• EXERCISE OBJECTIVE:
Wherever the string "grid" appears, copy the whole line.

[Dataset listings of figures]
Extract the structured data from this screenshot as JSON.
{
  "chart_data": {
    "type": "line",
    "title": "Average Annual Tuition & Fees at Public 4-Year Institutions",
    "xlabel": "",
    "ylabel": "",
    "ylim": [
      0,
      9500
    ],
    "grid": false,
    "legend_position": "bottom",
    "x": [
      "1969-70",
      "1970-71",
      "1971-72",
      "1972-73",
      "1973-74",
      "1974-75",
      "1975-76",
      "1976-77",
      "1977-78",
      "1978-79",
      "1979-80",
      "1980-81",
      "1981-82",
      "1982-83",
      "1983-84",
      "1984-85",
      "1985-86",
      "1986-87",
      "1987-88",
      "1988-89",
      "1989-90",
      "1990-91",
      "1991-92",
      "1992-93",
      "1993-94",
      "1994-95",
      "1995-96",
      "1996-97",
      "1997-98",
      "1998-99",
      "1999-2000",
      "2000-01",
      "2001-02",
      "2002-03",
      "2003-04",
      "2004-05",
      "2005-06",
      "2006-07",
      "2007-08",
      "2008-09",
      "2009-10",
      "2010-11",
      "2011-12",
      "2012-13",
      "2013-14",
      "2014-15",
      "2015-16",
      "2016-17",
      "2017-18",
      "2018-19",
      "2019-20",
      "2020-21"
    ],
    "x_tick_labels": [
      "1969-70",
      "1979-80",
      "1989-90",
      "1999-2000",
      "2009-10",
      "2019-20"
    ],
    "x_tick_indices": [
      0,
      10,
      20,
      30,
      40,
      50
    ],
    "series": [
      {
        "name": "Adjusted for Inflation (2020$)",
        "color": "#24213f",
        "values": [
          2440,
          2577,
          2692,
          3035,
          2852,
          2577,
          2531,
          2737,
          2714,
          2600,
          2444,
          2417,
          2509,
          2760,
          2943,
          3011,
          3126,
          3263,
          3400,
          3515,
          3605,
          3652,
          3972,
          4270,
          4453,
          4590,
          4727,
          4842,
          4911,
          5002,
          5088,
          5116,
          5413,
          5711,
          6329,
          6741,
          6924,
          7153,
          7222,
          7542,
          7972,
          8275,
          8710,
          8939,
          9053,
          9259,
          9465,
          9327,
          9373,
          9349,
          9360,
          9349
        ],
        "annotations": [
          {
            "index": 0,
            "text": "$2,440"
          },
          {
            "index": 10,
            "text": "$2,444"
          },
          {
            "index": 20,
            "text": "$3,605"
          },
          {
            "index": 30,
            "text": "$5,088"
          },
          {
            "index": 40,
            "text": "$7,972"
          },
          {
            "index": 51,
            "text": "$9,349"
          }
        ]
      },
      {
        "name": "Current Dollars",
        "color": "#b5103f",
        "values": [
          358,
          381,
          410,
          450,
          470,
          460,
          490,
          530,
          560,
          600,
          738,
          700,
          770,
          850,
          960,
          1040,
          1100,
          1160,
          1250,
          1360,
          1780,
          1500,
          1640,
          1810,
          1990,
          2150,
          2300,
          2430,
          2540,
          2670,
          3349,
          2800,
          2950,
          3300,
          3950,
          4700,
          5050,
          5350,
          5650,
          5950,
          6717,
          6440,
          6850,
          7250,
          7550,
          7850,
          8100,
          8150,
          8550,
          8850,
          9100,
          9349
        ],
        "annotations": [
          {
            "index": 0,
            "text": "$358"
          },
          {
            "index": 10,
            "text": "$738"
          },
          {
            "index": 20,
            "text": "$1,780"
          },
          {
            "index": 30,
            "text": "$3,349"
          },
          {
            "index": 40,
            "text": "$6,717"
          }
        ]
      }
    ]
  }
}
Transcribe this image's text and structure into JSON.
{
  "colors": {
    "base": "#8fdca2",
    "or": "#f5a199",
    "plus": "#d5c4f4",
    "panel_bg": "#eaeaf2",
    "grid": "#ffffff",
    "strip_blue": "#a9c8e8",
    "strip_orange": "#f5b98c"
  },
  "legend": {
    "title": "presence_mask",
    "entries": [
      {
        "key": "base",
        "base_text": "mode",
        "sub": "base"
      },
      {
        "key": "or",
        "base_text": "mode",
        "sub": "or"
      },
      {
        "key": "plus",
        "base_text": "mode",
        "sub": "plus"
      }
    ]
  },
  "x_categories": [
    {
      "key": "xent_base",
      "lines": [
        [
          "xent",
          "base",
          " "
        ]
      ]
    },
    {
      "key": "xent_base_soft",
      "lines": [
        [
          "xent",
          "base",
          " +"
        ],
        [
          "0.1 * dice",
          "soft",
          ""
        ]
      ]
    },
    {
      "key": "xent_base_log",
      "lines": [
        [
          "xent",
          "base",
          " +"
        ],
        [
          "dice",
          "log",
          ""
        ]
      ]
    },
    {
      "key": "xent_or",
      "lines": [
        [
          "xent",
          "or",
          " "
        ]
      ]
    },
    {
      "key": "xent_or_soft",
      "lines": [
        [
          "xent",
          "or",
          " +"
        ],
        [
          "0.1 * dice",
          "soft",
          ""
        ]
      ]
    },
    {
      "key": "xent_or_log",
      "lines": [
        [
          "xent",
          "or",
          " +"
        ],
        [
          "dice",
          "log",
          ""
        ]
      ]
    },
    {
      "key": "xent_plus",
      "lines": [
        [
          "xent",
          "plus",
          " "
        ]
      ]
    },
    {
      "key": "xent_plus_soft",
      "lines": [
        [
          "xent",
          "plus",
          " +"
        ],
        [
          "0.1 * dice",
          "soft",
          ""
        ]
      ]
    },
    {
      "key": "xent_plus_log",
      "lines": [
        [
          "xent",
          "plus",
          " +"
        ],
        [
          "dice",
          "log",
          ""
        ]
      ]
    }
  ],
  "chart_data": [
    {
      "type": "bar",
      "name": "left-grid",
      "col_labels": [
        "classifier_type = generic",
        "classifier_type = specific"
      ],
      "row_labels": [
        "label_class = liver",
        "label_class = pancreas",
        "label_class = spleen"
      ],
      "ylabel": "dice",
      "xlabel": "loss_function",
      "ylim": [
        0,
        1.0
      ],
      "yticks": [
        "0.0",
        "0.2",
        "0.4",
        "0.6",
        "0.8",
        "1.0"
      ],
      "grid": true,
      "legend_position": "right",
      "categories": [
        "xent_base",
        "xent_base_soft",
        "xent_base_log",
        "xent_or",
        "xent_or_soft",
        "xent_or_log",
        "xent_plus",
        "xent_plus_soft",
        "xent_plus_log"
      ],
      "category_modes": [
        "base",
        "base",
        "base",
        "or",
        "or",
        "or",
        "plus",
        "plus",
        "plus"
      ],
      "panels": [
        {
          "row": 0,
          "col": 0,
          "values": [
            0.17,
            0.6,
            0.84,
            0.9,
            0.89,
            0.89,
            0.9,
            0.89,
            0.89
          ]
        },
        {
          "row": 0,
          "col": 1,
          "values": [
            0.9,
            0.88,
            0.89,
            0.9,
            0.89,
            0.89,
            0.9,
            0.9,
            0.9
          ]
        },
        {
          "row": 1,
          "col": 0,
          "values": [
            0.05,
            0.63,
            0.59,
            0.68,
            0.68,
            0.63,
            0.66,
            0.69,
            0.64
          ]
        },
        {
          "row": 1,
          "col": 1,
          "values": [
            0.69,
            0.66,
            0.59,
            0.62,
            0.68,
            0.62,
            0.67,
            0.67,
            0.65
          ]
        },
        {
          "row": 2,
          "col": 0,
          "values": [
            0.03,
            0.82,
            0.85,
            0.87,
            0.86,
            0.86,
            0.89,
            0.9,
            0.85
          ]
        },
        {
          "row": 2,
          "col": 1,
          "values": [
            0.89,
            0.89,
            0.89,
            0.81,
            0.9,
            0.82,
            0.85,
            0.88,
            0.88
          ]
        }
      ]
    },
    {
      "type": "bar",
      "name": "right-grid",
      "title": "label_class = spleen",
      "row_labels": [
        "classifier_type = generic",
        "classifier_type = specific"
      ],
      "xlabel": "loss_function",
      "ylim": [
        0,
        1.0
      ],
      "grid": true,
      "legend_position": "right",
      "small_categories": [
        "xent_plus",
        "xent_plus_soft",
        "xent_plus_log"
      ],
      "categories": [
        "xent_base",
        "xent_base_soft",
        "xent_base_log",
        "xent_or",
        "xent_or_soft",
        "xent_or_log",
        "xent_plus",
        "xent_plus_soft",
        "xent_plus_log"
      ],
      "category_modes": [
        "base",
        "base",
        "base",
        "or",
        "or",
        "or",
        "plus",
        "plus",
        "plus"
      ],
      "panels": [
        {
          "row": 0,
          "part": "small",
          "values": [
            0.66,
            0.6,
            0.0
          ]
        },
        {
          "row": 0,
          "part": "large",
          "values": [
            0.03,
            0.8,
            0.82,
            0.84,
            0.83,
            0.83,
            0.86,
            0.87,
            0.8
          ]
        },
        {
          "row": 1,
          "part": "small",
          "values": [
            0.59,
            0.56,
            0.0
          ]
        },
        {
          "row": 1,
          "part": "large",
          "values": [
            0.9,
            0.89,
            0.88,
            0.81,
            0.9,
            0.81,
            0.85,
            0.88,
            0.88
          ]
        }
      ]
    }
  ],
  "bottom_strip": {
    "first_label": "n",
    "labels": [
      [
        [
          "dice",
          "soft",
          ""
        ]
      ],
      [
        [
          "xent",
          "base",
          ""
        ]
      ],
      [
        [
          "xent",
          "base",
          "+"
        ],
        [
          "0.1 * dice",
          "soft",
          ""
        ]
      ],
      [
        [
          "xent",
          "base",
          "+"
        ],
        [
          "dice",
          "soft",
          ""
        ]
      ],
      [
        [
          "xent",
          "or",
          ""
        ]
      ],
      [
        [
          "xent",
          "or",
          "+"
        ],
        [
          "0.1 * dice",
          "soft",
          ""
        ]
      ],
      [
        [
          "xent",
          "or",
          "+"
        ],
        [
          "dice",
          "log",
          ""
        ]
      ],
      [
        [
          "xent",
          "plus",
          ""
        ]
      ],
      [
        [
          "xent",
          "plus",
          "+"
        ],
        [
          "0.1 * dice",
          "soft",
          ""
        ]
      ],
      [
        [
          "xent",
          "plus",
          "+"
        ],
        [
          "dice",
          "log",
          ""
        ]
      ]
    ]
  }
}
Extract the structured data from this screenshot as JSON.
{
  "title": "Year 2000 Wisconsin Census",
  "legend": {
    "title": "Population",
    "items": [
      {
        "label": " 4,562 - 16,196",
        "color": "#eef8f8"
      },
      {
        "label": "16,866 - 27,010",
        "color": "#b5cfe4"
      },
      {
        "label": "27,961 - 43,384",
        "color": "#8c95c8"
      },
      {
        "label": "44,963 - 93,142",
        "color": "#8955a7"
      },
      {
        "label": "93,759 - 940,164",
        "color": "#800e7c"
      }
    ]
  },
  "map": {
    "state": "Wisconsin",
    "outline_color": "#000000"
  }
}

• SOLVED EXERCISE:
    "grid": false,
    "grid": "#ffffff",
      "name": "left-grid",
      "grid": true,
      "name": "right-grid",
      "grid": true,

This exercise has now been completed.